◆ **Task description**: Copy down all of the data underneath, exactly as shown.

[start of The records]

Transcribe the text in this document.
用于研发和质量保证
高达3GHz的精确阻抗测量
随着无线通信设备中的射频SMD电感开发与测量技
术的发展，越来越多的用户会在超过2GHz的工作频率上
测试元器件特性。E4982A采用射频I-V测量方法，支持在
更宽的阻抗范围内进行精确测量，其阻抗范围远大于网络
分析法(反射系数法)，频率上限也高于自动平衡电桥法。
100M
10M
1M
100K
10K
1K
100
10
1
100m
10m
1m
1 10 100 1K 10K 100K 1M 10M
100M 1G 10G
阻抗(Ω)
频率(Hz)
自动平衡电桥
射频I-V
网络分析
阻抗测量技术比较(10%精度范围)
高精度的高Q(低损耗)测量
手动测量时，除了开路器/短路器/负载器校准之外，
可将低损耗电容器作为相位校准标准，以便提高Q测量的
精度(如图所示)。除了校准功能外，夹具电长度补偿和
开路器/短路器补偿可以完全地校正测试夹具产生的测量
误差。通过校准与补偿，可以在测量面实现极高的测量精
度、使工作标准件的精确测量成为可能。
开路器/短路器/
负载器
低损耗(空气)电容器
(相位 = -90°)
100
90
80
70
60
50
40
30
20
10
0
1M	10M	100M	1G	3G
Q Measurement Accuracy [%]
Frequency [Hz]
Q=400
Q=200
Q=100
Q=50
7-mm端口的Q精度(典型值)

[end of The records]

◆ **Result of the task**:
Transcribe the text in this document.
用于研发和质量保证
高达3GHz的精确阻抗测量
随着无线通信设备中的射频SMD电感开发与测量技
术的发展，越来越多的用户会在超过2GHz的工作频率上
测试元器件特性。E4982A采用射频I-V测量方法，支持在
更宽的阻抗范围内进行精确测量，其阻抗范围远大于网络
分析法(反射系数法)，频率上限也高于自动平衡电桥法。
100M
10M
1M
100K
10K
1K
100
10
1
100m
10m
1m
1 10 100 1K 10K 100K 1M 10M
100M 1G 10G
阻抗(Ω)
频率(Hz)
自动平衡电桥
射频I-V
网络分析
阻抗测量技术比较(10%精度范围)
高精度的高Q(低损耗)测量
手动测量时，除了开路器/短路器/负载器校准之外，
可将低损耗电容器作为相位校准标准，以便提高Q测量的
精度(如图所示)。除了校准功能外，夹具电长度补偿和
开路器/短路器补偿可以完全地校正测试夹具产生的测量
误差。通过校准与补偿，可以在测量面实现极高的测量精
度、使工作标准件的精确测量成为可能。
开路器/短路器/
负载器
低损耗(空气)电容器
(相位 = -90°)
100
90
80
70
60
50
40
30
20
10
0
1M	10M	100M	1G	3G
Q Measurement Accuracy [%]
Frequency [Hz]
Q=400
Q=200
Q=100
Q=50
7-mm端口的Q精度(典型值)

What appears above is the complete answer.